Review the material and extract every line in which the word "ylabel" occurs.

Records from a collection of figures:
——

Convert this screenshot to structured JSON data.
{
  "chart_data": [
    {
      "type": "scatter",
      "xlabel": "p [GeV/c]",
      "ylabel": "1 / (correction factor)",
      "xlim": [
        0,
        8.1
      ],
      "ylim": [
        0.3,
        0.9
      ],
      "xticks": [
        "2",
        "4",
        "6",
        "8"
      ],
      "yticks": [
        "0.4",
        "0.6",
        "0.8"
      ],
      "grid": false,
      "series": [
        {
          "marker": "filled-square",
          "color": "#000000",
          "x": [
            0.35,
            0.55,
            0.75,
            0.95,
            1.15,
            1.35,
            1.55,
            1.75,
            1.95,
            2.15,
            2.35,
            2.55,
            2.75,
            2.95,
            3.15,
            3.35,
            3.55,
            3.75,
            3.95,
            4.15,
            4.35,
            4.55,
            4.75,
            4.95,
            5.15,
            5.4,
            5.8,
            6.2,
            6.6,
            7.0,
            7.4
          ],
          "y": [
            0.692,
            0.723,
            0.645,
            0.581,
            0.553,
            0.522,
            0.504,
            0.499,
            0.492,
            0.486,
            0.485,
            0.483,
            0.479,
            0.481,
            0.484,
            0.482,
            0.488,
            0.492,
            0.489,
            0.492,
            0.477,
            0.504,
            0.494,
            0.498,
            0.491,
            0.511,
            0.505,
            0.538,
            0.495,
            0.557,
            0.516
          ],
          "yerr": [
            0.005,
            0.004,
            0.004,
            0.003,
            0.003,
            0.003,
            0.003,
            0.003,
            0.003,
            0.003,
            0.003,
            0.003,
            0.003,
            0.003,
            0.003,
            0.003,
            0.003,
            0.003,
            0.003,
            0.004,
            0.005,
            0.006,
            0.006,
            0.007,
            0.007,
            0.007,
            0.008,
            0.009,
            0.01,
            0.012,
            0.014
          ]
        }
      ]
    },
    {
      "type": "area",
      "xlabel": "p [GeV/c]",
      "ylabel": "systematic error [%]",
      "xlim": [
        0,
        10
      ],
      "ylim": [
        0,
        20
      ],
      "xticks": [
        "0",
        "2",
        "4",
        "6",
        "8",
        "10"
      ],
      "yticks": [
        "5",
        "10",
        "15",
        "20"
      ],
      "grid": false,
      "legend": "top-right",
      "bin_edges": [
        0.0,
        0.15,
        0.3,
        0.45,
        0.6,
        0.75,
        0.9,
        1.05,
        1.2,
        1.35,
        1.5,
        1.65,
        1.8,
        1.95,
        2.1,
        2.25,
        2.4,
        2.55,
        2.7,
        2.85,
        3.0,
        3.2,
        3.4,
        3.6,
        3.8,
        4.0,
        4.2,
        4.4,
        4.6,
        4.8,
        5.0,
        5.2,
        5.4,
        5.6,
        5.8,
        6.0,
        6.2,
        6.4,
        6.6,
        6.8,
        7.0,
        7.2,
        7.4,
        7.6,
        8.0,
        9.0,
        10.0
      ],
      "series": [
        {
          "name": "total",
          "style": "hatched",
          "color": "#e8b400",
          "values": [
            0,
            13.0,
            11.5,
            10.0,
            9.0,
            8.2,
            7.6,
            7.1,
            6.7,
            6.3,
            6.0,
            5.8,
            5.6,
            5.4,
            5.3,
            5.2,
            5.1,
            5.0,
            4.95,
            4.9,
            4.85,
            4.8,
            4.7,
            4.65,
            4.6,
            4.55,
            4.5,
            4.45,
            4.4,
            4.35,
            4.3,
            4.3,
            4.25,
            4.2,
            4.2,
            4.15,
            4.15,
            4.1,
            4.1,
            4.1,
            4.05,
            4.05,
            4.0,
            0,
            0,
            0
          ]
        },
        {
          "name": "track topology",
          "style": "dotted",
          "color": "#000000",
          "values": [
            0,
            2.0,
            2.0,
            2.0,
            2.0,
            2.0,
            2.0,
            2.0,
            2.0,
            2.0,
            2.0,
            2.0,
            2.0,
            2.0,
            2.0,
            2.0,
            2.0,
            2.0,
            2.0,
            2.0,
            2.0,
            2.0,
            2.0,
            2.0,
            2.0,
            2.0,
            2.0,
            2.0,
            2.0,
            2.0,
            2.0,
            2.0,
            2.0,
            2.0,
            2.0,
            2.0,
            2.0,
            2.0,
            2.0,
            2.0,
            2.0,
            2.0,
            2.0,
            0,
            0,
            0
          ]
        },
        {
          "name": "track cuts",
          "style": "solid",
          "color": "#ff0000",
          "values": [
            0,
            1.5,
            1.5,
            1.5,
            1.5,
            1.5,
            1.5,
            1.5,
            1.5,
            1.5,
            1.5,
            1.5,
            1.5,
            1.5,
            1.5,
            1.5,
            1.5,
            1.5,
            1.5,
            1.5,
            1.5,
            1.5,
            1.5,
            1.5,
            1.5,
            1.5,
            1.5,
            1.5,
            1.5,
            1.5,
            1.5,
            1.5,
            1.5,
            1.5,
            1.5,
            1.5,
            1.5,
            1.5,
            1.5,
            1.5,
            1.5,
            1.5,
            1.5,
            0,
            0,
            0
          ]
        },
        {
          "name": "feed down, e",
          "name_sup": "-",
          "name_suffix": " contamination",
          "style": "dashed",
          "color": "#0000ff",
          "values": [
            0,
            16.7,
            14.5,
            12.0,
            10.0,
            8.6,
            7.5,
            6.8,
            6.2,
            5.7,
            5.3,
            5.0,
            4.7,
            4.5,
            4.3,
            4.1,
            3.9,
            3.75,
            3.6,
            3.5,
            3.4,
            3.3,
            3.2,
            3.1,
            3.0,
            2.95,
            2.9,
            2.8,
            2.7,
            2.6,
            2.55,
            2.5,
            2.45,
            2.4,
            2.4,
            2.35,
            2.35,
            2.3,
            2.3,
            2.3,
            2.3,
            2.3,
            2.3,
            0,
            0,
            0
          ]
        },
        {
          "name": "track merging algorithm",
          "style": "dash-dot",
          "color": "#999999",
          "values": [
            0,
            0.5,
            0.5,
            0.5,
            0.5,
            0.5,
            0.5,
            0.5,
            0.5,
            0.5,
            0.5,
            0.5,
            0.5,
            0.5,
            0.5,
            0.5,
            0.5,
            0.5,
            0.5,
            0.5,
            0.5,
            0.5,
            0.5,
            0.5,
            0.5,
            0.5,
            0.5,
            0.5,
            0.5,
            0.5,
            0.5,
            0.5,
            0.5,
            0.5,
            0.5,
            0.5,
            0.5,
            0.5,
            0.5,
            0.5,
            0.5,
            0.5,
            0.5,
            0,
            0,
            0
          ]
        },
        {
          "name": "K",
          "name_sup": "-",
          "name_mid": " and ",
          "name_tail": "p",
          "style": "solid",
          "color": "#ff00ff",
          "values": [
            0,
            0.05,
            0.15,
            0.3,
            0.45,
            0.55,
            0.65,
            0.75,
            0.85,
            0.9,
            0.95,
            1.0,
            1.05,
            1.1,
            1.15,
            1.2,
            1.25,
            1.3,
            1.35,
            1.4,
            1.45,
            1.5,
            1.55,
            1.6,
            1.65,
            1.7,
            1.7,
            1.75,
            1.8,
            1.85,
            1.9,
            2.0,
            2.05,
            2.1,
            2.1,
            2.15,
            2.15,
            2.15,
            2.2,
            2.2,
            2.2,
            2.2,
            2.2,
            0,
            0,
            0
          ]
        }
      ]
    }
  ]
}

——

Result of this exercise:
      "ylabel": "1 / (correction factor)",
      "ylabel": "systematic error [%]",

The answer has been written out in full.